» DATA FOR THIS TASK
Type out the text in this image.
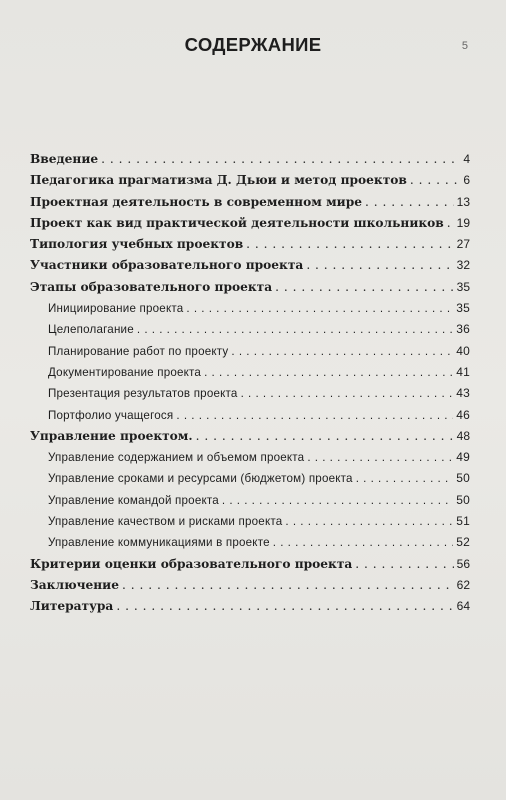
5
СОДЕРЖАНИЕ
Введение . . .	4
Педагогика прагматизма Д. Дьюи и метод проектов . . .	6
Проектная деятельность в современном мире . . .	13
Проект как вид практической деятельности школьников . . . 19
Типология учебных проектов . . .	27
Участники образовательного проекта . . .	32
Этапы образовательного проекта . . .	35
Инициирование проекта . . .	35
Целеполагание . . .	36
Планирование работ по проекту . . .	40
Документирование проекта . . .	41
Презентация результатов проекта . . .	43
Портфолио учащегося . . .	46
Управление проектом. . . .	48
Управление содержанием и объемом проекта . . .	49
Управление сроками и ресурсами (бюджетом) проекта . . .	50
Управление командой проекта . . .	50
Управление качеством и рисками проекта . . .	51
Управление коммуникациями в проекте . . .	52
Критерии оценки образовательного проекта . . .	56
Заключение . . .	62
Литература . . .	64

--

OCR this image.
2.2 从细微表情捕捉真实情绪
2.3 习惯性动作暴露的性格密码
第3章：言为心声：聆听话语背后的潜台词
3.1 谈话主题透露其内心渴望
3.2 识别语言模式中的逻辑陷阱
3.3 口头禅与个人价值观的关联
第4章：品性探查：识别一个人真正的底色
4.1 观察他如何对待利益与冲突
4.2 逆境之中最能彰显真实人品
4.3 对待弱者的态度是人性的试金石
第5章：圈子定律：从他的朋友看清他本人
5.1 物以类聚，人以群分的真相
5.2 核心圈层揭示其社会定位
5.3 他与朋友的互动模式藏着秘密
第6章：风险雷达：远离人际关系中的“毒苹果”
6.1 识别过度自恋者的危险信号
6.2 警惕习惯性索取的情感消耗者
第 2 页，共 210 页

» WORK REQUIRED
Take every line from the records above that has the word "проектов" and copy it.

» WRITTEN ANSWER
Педагогика прагматизма Д. Дьюи и метод проектов . . .	6
Типология учебных проектов . . .	27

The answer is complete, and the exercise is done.